___ MATERIAL FOR THIS EXERCISE ___

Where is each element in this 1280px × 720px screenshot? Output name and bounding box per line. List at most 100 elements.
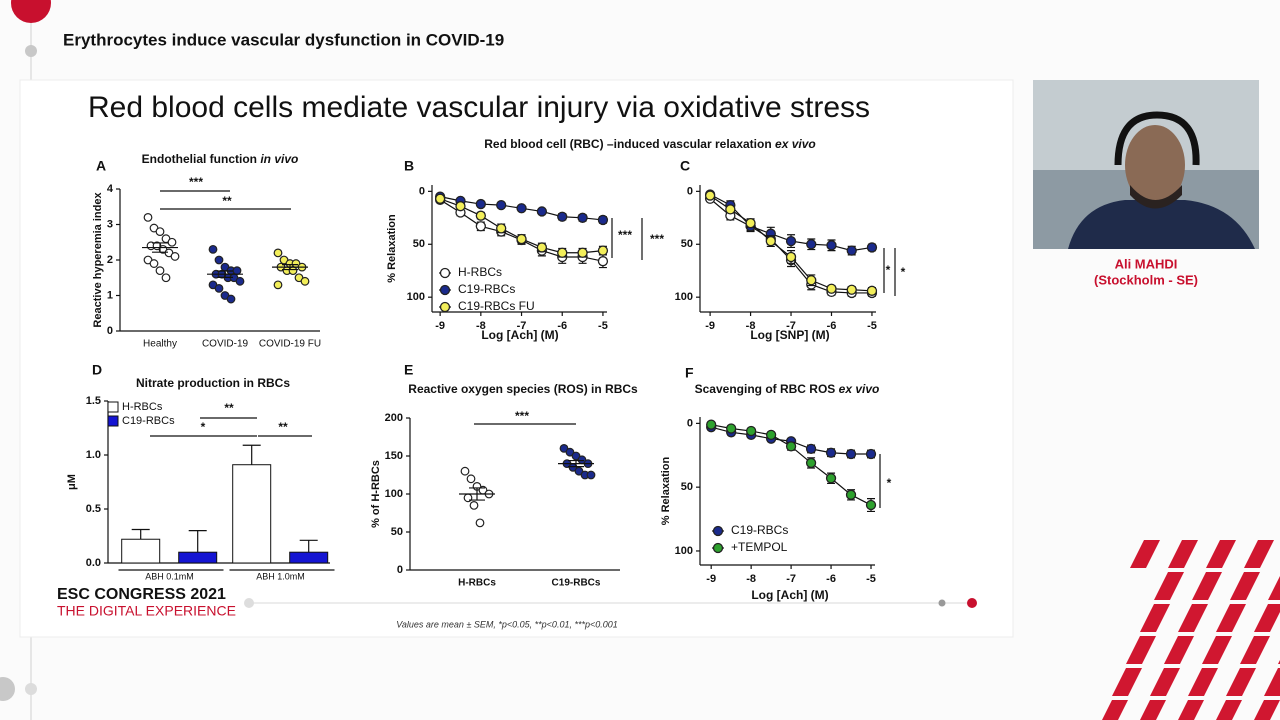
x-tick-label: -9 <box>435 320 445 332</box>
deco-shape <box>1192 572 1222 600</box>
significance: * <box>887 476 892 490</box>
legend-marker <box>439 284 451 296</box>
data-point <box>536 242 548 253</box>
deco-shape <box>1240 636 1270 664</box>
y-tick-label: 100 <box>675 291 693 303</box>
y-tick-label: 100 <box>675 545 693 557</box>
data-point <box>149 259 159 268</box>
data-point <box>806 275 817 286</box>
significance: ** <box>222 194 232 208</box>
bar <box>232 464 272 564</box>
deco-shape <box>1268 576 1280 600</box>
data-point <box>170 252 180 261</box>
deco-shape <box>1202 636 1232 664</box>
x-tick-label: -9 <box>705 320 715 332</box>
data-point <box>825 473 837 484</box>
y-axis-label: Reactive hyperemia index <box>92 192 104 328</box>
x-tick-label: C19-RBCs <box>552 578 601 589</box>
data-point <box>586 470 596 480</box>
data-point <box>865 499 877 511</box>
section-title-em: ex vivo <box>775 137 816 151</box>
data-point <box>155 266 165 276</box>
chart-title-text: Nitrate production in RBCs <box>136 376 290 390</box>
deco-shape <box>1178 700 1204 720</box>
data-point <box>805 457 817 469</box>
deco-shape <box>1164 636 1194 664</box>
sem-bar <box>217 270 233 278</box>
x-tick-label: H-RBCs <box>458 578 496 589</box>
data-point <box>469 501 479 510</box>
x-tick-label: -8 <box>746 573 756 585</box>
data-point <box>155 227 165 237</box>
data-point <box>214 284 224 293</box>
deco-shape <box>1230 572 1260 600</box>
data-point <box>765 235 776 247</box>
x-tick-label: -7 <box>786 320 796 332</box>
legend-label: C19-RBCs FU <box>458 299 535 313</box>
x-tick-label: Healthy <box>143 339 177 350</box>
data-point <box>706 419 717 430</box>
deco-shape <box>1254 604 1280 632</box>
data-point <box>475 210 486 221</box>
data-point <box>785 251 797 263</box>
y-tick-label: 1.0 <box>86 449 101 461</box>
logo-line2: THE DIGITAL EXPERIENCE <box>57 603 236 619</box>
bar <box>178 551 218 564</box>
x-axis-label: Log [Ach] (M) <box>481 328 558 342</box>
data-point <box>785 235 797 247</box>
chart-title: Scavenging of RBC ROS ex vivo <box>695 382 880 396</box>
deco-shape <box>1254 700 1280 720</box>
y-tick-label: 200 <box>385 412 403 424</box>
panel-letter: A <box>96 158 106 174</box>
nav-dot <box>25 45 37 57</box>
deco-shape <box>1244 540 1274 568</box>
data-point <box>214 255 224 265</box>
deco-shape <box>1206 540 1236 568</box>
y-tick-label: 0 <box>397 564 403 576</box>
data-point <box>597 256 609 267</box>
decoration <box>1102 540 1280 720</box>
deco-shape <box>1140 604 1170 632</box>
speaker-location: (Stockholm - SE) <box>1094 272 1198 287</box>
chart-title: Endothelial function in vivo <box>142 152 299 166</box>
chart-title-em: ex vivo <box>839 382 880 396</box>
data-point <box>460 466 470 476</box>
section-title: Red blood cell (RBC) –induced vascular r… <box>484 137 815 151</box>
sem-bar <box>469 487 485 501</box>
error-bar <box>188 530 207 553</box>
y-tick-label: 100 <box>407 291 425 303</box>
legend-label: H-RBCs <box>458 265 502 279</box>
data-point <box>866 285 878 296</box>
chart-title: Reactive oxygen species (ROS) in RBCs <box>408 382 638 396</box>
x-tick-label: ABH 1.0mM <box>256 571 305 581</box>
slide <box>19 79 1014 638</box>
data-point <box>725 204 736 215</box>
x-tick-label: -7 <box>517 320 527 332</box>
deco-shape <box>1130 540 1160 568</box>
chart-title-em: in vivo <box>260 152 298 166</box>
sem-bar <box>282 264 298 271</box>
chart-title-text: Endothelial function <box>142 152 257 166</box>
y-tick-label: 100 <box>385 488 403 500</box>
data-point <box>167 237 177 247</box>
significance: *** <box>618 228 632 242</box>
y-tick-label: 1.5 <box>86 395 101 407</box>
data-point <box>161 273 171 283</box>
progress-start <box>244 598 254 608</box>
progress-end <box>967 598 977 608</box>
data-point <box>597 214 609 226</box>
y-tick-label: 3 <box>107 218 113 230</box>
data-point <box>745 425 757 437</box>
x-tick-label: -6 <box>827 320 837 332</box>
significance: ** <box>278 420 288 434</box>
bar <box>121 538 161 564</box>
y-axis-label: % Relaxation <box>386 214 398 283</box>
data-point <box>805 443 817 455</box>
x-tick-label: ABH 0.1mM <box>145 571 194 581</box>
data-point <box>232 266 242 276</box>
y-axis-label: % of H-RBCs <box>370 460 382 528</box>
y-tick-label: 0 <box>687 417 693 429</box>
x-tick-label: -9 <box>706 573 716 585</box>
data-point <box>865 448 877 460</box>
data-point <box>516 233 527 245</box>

___

WHAT THE TASK REQUIRES: Output every line of the entries above as a numbered list, skipping blank lines and leaving out the pictures.

THE COMPLETED TASK:
1. Where is each element in this 1280px × 720px screenshot? Output name and bounding box per line. List at most 100 elements.
2. x-tick-label: -9 <box>435 320 445 332</box>
3. deco-shape <box>1192 572 1222 600</box>
4. significance: * <box>887 476 892 490</box>
5. legend-marker <box>439 284 451 296</box>
6. data-point <box>536 242 548 253</box>
7. deco-shape <box>1240 636 1270 664</box>
8. y-tick-label: 100 <box>675 291 693 303</box>
9. y-tick-label: 100 <box>675 545 693 557</box>
10. data-point <box>149 259 159 268</box>
11. data-point <box>806 275 817 286</box>
12. significance: ** <box>222 194 232 208</box>
13. bar <box>232 464 272 564</box>
14. deco-shape <box>1268 576 1280 600</box>
15. data-point <box>170 252 180 261</box>
16. deco-shape <box>1202 636 1232 664</box>
17. x-tick-label: -9 <box>705 320 715 332</box>
18. data-point <box>825 473 837 484</box>
19. y-axis-label: Reactive hyperemia index <box>92 192 104 328</box>
20. x-tick-label: C19-RBCs <box>552 578 601 589</box>
21. data-point <box>586 470 596 480</box>
22. data-point <box>865 499 877 511</box>
23. section-title-em: ex vivo <box>775 137 816 151</box>
24. data-point <box>155 266 165 276</box>
25. chart-title-text: Nitrate production in RBCs <box>136 376 290 390</box>
26. deco-shape <box>1178 700 1204 720</box>
27. data-point <box>805 457 817 469</box>
28. deco-shape <box>1164 636 1194 664</box>
29. sem-bar <box>217 270 233 278</box>
30. x-tick-label: H-RBCs <box>458 578 496 589</box>
31. data-point <box>469 501 479 510</box>
32. x-tick-label: -8 <box>746 573 756 585</box>
33. data-point <box>155 227 165 237</box>
34. data-point <box>214 284 224 293</box>
35. deco-shape <box>1230 572 1260 600</box>
36. data-point <box>765 235 776 247</box>
37. x-tick-label: -7 <box>786 320 796 332</box>
38. legend-label: C19-RBCs FU <box>458 299 535 313</box>
39. x-tick-label: Healthy <box>143 339 177 350</box>
40. data-point <box>706 419 717 430</box>
41. deco-shape <box>1254 604 1280 632</box>
42. data-point <box>475 210 486 221</box>
43. data-point <box>785 251 797 263</box>
44. y-tick-label: 1.0 <box>86 449 101 461</box>
45. logo-line2: THE DIGITAL EXPERIENCE <box>57 603 236 619</box>
46. bar <box>178 551 218 564</box>
47. x-axis-label: Log [Ach] (M) <box>481 328 558 342</box>
48. data-point <box>785 235 797 247</box>
49. chart-title: Scavenging of RBC ROS ex vivo <box>695 382 880 396</box>
50. deco-shape <box>1254 700 1280 720</box>
51. y-tick-label: 200 <box>385 412 403 424</box>
52. panel-letter: A <box>96 158 106 174</box>
53. nav-dot <box>25 45 37 57</box>
54. deco-shape <box>1244 540 1274 568</box>
55. data-point <box>214 255 224 265</box>
56. deco-shape <box>1206 540 1236 568</box>
57. y-tick-label: 0 <box>397 564 403 576</box>
58. data-point <box>597 256 609 267</box>
59. decoration <box>1102 540 1280 720</box>
60. deco-shape <box>1140 604 1170 632</box>
61. speaker-location: (Stockholm - SE) <box>1094 272 1198 287</box>
62. chart-title: Endothelial function in vivo <box>142 152 299 166</box>
63. chart-title-em: ex vivo <box>839 382 880 396</box>
64. data-point <box>460 466 470 476</box>
65. section-title: Red blood cell (RBC) –induced vascular r… <box>484 137 815 151</box>
66. sem-bar <box>469 487 485 501</box>
67. error-bar <box>188 530 207 553</box>
68. y-tick-label: 100 <box>407 291 425 303</box>
69. legend-label: H-RBCs <box>458 265 502 279</box>
70. data-point <box>866 285 878 296</box>
71. chart-title: Reactive oxygen species (ROS) in RBCs <box>408 382 638 396</box>
72. x-tick-label: ABH 1.0mM <box>256 571 305 581</box>
73. slide <box>19 79 1014 638</box>
74. data-point <box>725 204 736 215</box>
75. x-tick-label: -7 <box>517 320 527 332</box>
76. deco-shape <box>1130 540 1160 568</box>
77. chart-title-em: in vivo <box>260 152 298 166</box>
78. sem-bar <box>282 264 298 271</box>
79. chart-title-text: Endothelial function <box>142 152 257 166</box>
80. y-tick-label: 100 <box>385 488 403 500</box>
81. data-point <box>167 237 177 247</box>
82. significance: *** <box>618 228 632 242</box>
83. y-tick-label: 1.5 <box>86 395 101 407</box>
84. data-point <box>161 273 171 283</box>
85. progress-start <box>244 598 254 608</box>
86. progress-end <box>967 598 977 608</box>
87. data-point <box>597 214 609 226</box>
88. y-tick-label: 3 <box>107 218 113 230</box>
89. data-point <box>745 425 757 437</box>
90. x-tick-label: -6 <box>827 320 837 332</box>
91. significance: ** <box>278 420 288 434</box>
92. bar <box>121 538 161 564</box>
93. y-axis-label: % Relaxation <box>386 214 398 283</box>
94. data-point <box>805 443 817 455</box>
95. x-tick-label: ABH 0.1mM <box>145 571 194 581</box>
96. data-point <box>232 266 242 276</box>
97. y-axis-label: % of H-RBCs <box>370 460 382 528</box>
98. y-tick-label: 0 <box>687 417 693 429</box>
99. x-tick-label: -9 <box>706 573 716 585</box>
100. data-point <box>865 448 877 460</box>
101. data-point <box>516 233 527 245</box>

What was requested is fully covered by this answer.